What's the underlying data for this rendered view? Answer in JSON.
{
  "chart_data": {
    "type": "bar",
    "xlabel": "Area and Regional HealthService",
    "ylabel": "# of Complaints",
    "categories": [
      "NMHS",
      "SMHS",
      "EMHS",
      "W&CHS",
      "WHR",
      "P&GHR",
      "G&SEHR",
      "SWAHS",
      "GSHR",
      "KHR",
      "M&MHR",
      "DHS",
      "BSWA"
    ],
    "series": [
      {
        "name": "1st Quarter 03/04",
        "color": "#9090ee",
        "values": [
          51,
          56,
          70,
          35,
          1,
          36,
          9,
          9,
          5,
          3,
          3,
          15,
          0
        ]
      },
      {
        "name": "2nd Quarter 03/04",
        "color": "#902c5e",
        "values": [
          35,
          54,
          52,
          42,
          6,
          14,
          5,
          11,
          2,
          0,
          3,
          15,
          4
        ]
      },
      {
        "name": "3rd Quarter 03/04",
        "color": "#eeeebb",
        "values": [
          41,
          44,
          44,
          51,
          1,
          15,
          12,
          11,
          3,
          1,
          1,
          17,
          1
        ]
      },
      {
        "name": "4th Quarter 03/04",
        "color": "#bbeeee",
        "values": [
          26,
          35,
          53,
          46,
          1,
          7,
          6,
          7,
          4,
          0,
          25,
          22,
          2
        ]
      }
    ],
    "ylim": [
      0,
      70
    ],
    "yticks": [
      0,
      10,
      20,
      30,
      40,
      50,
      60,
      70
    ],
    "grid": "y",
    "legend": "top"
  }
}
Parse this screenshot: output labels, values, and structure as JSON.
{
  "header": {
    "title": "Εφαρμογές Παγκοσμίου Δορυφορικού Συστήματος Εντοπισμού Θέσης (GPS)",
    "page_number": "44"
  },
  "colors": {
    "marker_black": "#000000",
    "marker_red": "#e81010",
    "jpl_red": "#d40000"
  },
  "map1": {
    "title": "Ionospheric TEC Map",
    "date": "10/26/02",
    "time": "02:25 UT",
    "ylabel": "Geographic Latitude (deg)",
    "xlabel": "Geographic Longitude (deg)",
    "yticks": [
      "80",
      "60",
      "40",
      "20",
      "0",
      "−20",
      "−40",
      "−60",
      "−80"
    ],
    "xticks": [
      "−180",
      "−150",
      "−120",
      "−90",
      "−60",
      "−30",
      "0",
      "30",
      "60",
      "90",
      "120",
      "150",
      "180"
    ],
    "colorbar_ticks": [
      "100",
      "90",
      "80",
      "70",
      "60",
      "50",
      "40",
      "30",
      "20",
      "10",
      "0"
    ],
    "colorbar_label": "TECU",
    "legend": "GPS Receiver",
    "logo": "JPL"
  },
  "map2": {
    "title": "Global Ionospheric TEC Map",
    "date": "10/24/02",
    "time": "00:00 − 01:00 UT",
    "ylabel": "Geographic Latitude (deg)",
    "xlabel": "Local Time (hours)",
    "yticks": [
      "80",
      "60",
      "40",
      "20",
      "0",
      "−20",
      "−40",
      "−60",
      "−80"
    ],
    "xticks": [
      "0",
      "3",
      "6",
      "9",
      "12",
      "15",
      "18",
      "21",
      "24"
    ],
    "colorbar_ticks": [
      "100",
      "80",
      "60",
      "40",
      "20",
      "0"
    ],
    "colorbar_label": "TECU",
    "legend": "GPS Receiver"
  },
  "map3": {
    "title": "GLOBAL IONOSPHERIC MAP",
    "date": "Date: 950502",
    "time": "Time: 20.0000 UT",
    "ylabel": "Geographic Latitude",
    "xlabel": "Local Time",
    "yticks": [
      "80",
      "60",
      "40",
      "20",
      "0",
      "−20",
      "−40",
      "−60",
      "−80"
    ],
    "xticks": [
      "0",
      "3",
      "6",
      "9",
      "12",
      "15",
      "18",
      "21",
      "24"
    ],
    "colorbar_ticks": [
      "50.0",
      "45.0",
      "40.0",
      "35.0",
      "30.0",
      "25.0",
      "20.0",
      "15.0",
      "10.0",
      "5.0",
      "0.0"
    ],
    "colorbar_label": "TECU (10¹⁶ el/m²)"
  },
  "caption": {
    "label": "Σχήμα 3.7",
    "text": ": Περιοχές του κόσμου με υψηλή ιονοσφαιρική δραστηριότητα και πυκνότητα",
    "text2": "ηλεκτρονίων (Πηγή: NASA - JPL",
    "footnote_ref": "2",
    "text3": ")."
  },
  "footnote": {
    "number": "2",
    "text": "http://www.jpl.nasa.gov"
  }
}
□ □ □
Your instructions ▸
Your task is to reproduce all of the records exactly.

Solution for this problem ▸
What's the underlying data for this rendered view? Answer in JSON.
{
  "chart_data": {
    "type": "bar",
    "xlabel": "Area and Regional HealthService",
    "ylabel": "# of Complaints",
    "categories": [
      "NMHS",
      "SMHS",
      "EMHS",
      "W&CHS",
      "WHR",
      "P&GHR",
      "G&SEHR",
      "SWAHS",
      "GSHR",
      "KHR",
      "M&MHR",
      "DHS",
      "BSWA"
    ],
    "series": [
      {
        "name": "1st Quarter 03/04",
        "color": "#9090ee",
        "values": [
          51,
          56,
          70,
          35,
          1,
          36,
          9,
          9,
          5,
          3,
          3,
          15,
          0
        ]
      },
      {
        "name": "2nd Quarter 03/04",
        "color": "#902c5e",
        "values": [
          35,
          54,
          52,
          42,
          6,
          14,
          5,
          11,
          2,
          0,
          3,
          15,
          4
        ]
      },
      {
        "name": "3rd Quarter 03/04",
        "color": "#eeeebb",
        "values": [
          41,
          44,
          44,
          51,
          1,
          15,
          12,
          11,
          3,
          1,
          1,
          17,
          1
        ]
      },
      {
        "name": "4th Quarter 03/04",
        "color": "#bbeeee",
        "values": [
          26,
          35,
          53,
          46,
          1,
          7,
          6,
          7,
          4,
          0,
          25,
          22,
          2
        ]
      }
    ],
    "ylim": [
      0,
      70
    ],
    "yticks": [
      0,
      10,
      20,
      30,
      40,
      50,
      60,
      70
    ],
    "grid": "y",
    "legend": "top"
  }
}
Parse this screenshot: output labels, values, and structure as JSON.
{
  "header": {
    "title": "Εφαρμογές Παγκοσμίου Δορυφορικού Συστήματος Εντοπισμού Θέσης (GPS)",
    "page_number": "44"
  },
  "colors": {
    "marker_black": "#000000",
    "marker_red": "#e81010",
    "jpl_red": "#d40000"
  },
  "map1": {
    "title": "Ionospheric TEC Map",
    "date": "10/26/02",
    "time": "02:25 UT",
    "ylabel": "Geographic Latitude (deg)",
    "xlabel": "Geographic Longitude (deg)",
    "yticks": [
      "80",
      "60",
      "40",
      "20",
      "0",
      "−20",
      "−40",
      "−60",
      "−80"
    ],
    "xticks": [
      "−180",
      "−150",
      "−120",
      "−90",
      "−60",
      "−30",
      "0",
      "30",
      "60",
      "90",
      "120",
      "150",
      "180"
    ],
    "colorbar_ticks": [
      "100",
      "90",
      "80",
      "70",
      "60",
      "50",
      "40",
      "30",
      "20",
      "10",
      "0"
    ],
    "colorbar_label": "TECU",
    "legend": "GPS Receiver",
    "logo": "JPL"
  },
  "map2": {
    "title": "Global Ionospheric TEC Map",
    "date": "10/24/02",
    "time": "00:00 − 01:00 UT",
    "ylabel": "Geographic Latitude (deg)",
    "xlabel": "Local Time (hours)",
    "yticks": [
      "80",
      "60",
      "40",
      "20",
      "0",
      "−20",
      "−40",
      "−60",
      "−80"
    ],
    "xticks": [
      "0",
      "3",
      "6",
      "9",
      "12",
      "15",
      "18",
      "21",
      "24"
    ],
    "colorbar_ticks": [
      "100",
      "80",
      "60",
      "40",
      "20",
      "0"
    ],
    "colorbar_label": "TECU",
    "legend": "GPS Receiver"
  },
  "map3": {
    "title": "GLOBAL IONOSPHERIC MAP",
    "date": "Date: 950502",
    "time": "Time: 20.0000 UT",
    "ylabel": "Geographic Latitude",
    "xlabel": "Local Time",
    "yticks": [
      "80",
      "60",
      "40",
      "20",
      "0",
      "−20",
      "−40",
      "−60",
      "−80"
    ],
    "xticks": [
      "0",
      "3",
      "6",
      "9",
      "12",
      "15",
      "18",
      "21",
      "24"
    ],
    "colorbar_ticks": [
      "50.0",
      "45.0",
      "40.0",
      "35.0",
      "30.0",
      "25.0",
      "20.0",
      "15.0",
      "10.0",
      "5.0",
      "0.0"
    ],
    "colorbar_label": "TECU (10¹⁶ el/m²)"
  },
  "caption": {
    "label": "Σχήμα 3.7",
    "text": ": Περιοχές του κόσμου με υψηλή ιονοσφαιρική δραστηριότητα και πυκνότητα",
    "text2": "ηλεκτρονίων (Πηγή: NASA - JPL",
    "footnote_ref": "2",
    "text3": ")."
  },
  "footnote": {
    "number": "2",
    "text": "http://www.jpl.nasa.gov"
  }
}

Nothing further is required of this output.